* _Problem_
Find how many lines in the data below include the word "size", then write only that number.

* _Record excerpts_

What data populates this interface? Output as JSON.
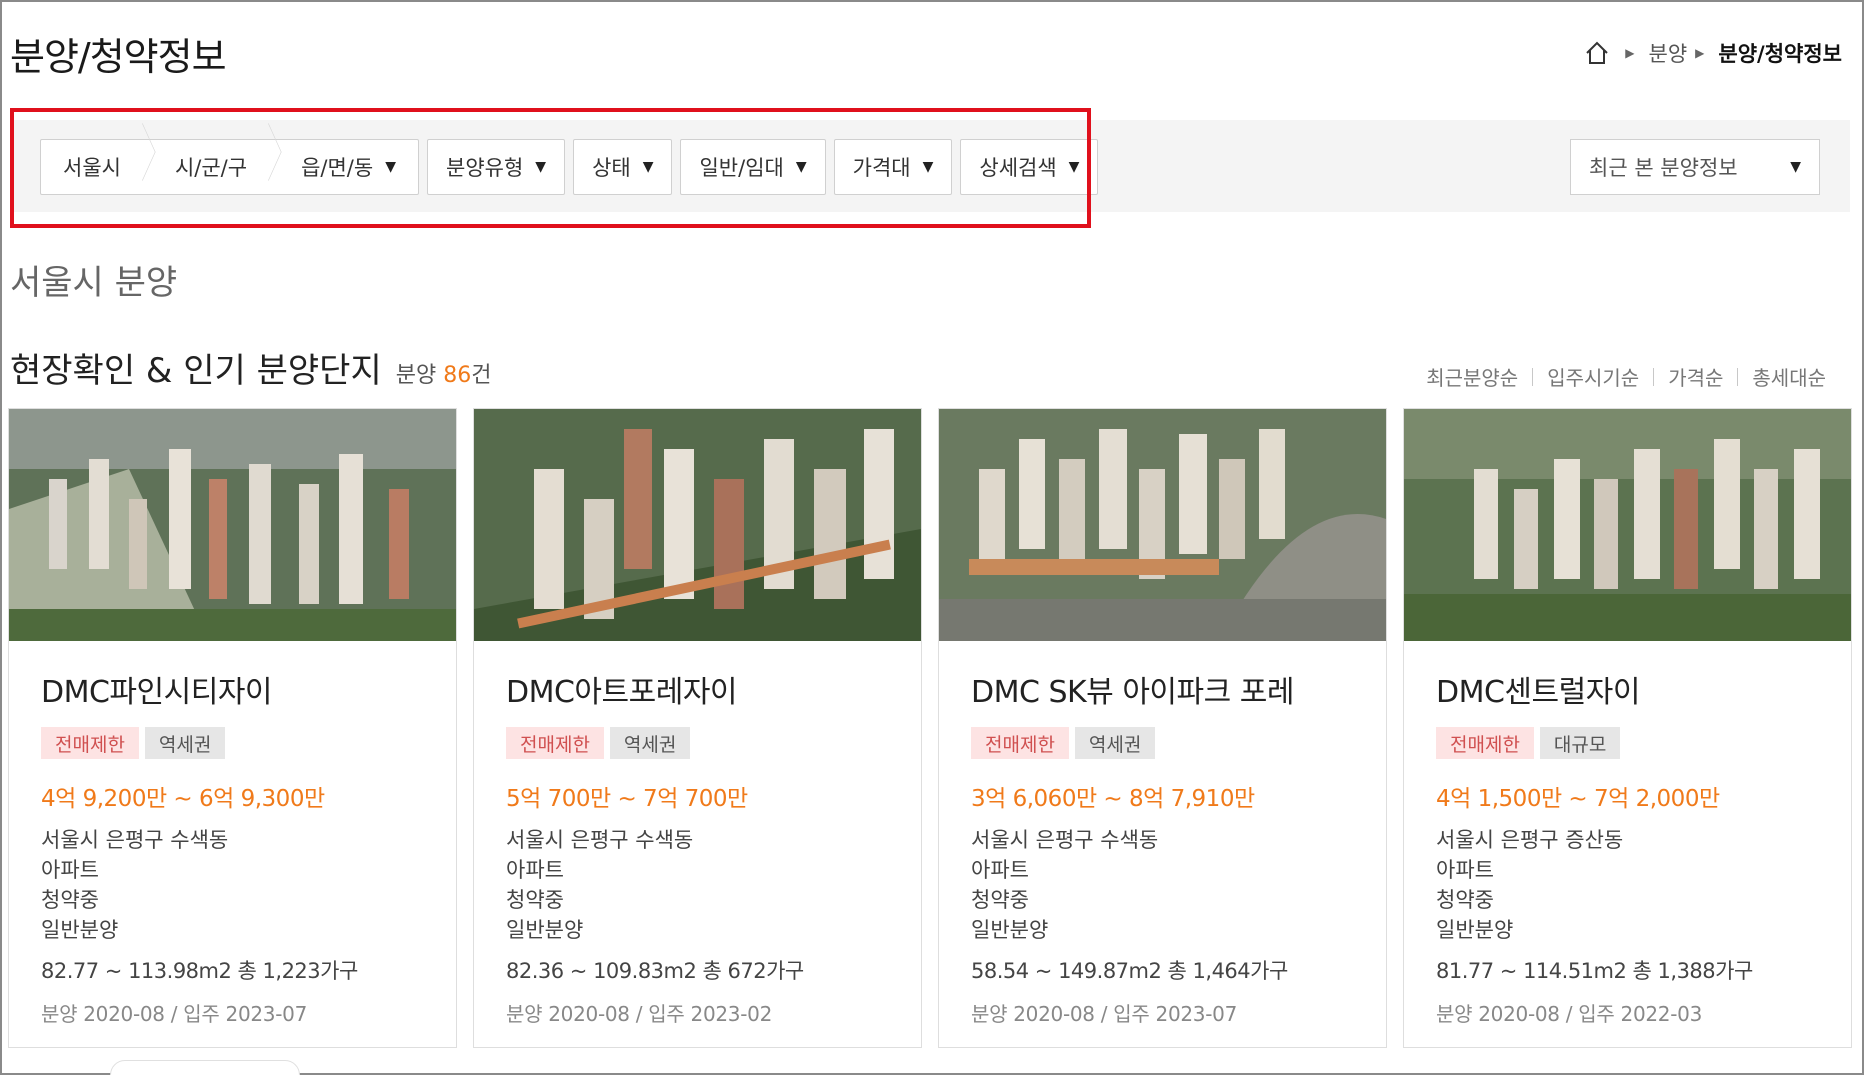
{
  "header": {
    "title": "분양/청약정보",
    "breadcrumb": [
      "분양",
      "분양/청약정보"
    ]
  },
  "filters": {
    "location": [
      "서울시",
      "시/군/구",
      "읍/면/동"
    ],
    "dropdowns": [
      "분양유형",
      "상태",
      "일반/임대",
      "가격대",
      "상세검색"
    ],
    "recent_select": "최근 본 분양정보"
  },
  "region_title": "서울시 분양",
  "section": {
    "title": "현장확인 & 인기 분양단지",
    "count_prefix": "분양 ",
    "count": "86",
    "count_suffix": "건"
  },
  "sort_options": [
    "최근분양순",
    "입주시기순",
    "가격순",
    "총세대순"
  ],
  "colors": {
    "accent": "#f07a1a",
    "highlight_border": "#e0101c",
    "tag_red_bg": "#fde3e3",
    "tag_gray_bg": "#e6e6e6"
  },
  "listings": [
    {
      "name": "DMC파인시티자이",
      "tags": [
        {
          "label": "전매제한",
          "style": "red"
        },
        {
          "label": "역세권",
          "style": "gray"
        }
      ],
      "price": "4억 9,200만 ~ 6억 9,300만",
      "address": "서울시 은평구 수색동",
      "type": "아파트",
      "status": "청약중",
      "supply": "일반분양",
      "size": "82.77 ~ 113.98m2  총 1,223가구",
      "dates": "분양 2020-08 / 입주 2023-07"
    },
    {
      "name": "DMC아트포레자이",
      "tags": [
        {
          "label": "전매제한",
          "style": "red"
        },
        {
          "label": "역세권",
          "style": "gray"
        }
      ],
      "price": "5억 700만 ~ 7억 700만",
      "address": "서울시 은평구 수색동",
      "type": "아파트",
      "status": "청약중",
      "supply": "일반분양",
      "size": "82.36 ~ 109.83m2  총 672가구",
      "dates": "분양 2020-08 / 입주 2023-02"
    },
    {
      "name": "DMC SK뷰 아이파크 포레",
      "tags": [
        {
          "label": "전매제한",
          "style": "red"
        },
        {
          "label": "역세권",
          "style": "gray"
        }
      ],
      "price": "3억 6,060만 ~ 8억 7,910만",
      "address": "서울시 은평구 수색동",
      "type": "아파트",
      "status": "청약중",
      "supply": "일반분양",
      "size": "58.54 ~ 149.87m2  총 1,464가구",
      "dates": "분양 2020-08 / 입주 2023-07"
    },
    {
      "name": "DMC센트럴자이",
      "tags": [
        {
          "label": "전매제한",
          "style": "red"
        },
        {
          "label": "대규모",
          "style": "gray"
        }
      ],
      "price": "4억 1,500만 ~ 7억 2,000만",
      "address": "서울시 은평구 증산동",
      "type": "아파트",
      "status": "청약중",
      "supply": "일반분양",
      "size": "81.77 ~ 114.51m2  총 1,388가구",
      "dates": "분양 2020-08 / 입주 2022-03"
    }
  ]
}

* _Output of the exercise_
4